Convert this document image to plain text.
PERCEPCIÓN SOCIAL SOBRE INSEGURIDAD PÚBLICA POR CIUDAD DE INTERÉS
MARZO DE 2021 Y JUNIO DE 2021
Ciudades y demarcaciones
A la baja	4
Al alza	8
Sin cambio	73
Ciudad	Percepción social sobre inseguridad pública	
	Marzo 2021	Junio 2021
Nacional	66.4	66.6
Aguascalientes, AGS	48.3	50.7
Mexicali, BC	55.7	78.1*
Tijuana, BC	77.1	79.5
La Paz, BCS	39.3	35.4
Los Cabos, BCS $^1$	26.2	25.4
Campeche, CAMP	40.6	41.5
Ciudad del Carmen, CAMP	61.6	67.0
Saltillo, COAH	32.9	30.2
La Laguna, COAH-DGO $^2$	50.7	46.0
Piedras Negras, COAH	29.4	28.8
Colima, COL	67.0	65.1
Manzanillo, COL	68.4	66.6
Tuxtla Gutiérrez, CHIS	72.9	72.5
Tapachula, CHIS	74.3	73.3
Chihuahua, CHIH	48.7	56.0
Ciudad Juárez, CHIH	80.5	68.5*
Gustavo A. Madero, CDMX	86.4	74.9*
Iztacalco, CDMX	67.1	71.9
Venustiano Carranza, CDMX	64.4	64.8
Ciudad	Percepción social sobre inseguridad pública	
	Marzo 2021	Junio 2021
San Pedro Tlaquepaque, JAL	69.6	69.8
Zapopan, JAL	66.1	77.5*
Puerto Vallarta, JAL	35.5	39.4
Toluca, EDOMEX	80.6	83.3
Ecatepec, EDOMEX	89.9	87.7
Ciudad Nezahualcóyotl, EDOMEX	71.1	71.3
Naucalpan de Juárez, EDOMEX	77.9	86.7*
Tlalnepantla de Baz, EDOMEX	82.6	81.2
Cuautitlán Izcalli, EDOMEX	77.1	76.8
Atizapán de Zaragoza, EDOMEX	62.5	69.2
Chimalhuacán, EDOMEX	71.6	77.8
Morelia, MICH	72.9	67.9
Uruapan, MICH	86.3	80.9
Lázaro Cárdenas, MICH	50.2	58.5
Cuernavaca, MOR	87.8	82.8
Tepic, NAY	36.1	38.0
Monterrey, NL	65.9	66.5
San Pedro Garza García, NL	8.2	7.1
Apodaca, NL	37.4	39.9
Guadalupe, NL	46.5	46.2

━━━━━━━━━━

Would you give the material above again, complete and exact?

▶ EXERCISE RESULT
Convert this document image to plain text.
PERCEPCIÓN SOCIAL SOBRE INSEGURIDAD PÚBLICA POR CIUDAD DE INTERÉS
MARZO DE 2021 Y JUNIO DE 2021
Ciudades y demarcaciones
A la baja	4
Al alza	8
Sin cambio	73
Ciudad	Percepción social sobre inseguridad pública	
	Marzo 2021	Junio 2021
Nacional	66.4	66.6
Aguascalientes, AGS	48.3	50.7
Mexicali, BC	55.7	78.1*
Tijuana, BC	77.1	79.5
La Paz, BCS	39.3	35.4
Los Cabos, BCS $^1$	26.2	25.4
Campeche, CAMP	40.6	41.5
Ciudad del Carmen, CAMP	61.6	67.0
Saltillo, COAH	32.9	30.2
La Laguna, COAH-DGO $^2$	50.7	46.0
Piedras Negras, COAH	29.4	28.8
Colima, COL	67.0	65.1
Manzanillo, COL	68.4	66.6
Tuxtla Gutiérrez, CHIS	72.9	72.5
Tapachula, CHIS	74.3	73.3
Chihuahua, CHIH	48.7	56.0
Ciudad Juárez, CHIH	80.5	68.5*
Gustavo A. Madero, CDMX	86.4	74.9*
Iztacalco, CDMX	67.1	71.9
Venustiano Carranza, CDMX	64.4	64.8
Ciudad	Percepción social sobre inseguridad pública	
	Marzo 2021	Junio 2021
San Pedro Tlaquepaque, JAL	69.6	69.8
Zapopan, JAL	66.1	77.5*
Puerto Vallarta, JAL	35.5	39.4
Toluca, EDOMEX	80.6	83.3
Ecatepec, EDOMEX	89.9	87.7
Ciudad Nezahualcóyotl, EDOMEX	71.1	71.3
Naucalpan de Juárez, EDOMEX	77.9	86.7*
Tlalnepantla de Baz, EDOMEX	82.6	81.2
Cuautitlán Izcalli, EDOMEX	77.1	76.8
Atizapán de Zaragoza, EDOMEX	62.5	69.2
Chimalhuacán, EDOMEX	71.6	77.8
Morelia, MICH	72.9	67.9
Uruapan, MICH	86.3	80.9
Lázaro Cárdenas, MICH	50.2	58.5
Cuernavaca, MOR	87.8	82.8
Tepic, NAY	36.1	38.0
Monterrey, NL	65.9	66.5
San Pedro Garza García, NL	8.2	7.1
Apodaca, NL	37.4	39.9
Guadalupe, NL	46.5	46.2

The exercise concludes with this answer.